-------- Extracted data --------
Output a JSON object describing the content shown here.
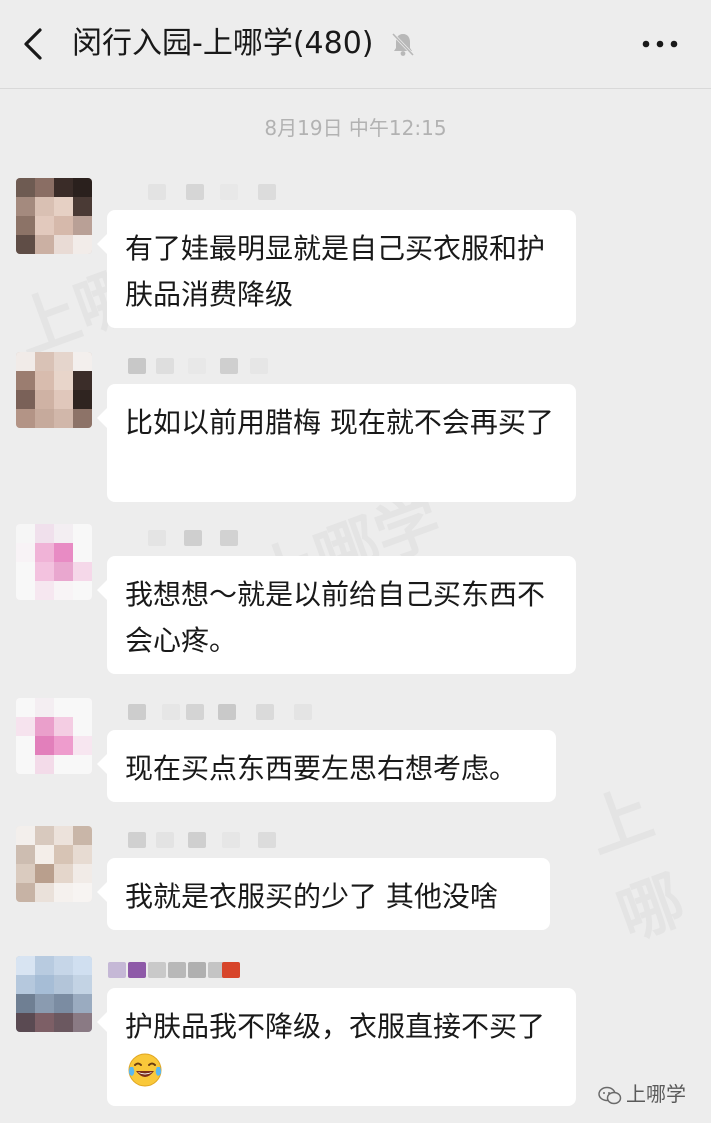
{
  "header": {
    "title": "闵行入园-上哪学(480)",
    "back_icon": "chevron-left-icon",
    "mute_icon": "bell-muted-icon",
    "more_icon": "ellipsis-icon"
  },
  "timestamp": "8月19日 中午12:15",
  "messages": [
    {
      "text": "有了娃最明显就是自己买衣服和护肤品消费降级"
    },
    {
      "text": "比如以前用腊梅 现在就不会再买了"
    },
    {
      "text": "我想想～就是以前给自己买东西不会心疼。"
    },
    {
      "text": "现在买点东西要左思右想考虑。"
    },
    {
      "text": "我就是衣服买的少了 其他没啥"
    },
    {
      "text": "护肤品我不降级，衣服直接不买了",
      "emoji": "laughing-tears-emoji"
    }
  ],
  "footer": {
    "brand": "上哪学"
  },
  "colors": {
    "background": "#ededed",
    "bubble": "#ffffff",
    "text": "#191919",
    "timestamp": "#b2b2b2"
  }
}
--------
-------- Extracted data --------
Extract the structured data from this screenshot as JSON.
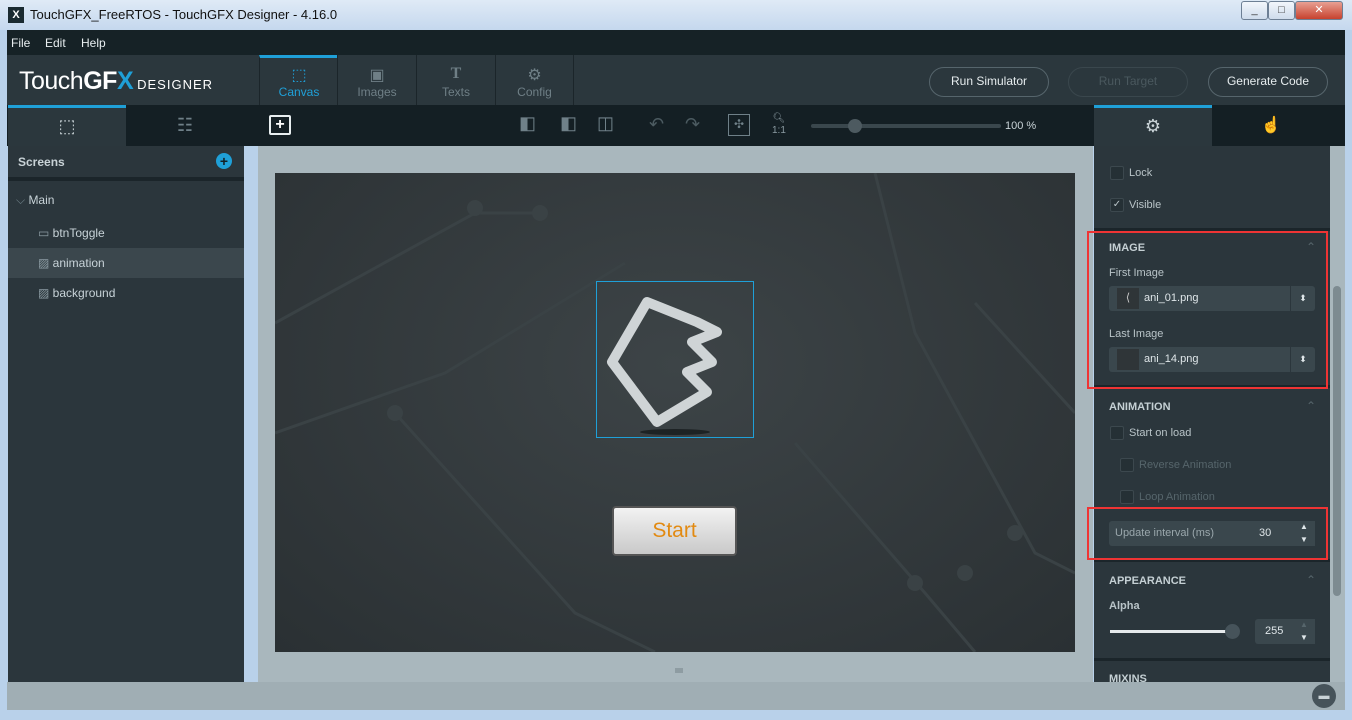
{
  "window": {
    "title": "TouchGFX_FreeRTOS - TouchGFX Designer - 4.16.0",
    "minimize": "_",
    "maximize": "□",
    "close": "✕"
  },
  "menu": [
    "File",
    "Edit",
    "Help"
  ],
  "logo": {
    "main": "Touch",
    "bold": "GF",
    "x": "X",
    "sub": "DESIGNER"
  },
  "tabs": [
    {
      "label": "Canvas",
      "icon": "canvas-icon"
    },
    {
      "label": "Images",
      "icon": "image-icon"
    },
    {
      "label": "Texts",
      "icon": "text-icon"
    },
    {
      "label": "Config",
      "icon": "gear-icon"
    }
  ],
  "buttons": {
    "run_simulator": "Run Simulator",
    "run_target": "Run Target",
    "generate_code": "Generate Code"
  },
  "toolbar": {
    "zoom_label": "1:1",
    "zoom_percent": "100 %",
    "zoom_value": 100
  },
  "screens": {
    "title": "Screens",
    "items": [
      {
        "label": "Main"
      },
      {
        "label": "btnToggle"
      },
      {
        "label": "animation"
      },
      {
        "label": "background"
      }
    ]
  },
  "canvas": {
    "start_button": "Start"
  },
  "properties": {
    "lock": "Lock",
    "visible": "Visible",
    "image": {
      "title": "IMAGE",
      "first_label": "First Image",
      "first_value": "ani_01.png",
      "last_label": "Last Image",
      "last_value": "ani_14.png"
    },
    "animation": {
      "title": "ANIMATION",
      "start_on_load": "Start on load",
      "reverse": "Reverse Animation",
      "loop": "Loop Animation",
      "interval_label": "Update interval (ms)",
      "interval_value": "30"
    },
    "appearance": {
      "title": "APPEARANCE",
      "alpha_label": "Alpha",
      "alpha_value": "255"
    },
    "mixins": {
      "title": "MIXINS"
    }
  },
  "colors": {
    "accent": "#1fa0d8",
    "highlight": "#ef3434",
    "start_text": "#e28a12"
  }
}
--------
Challenge:
Select all lines in the listing that include the word "background".

Expected answer:
    "background": "#ededed",
        "label": "background"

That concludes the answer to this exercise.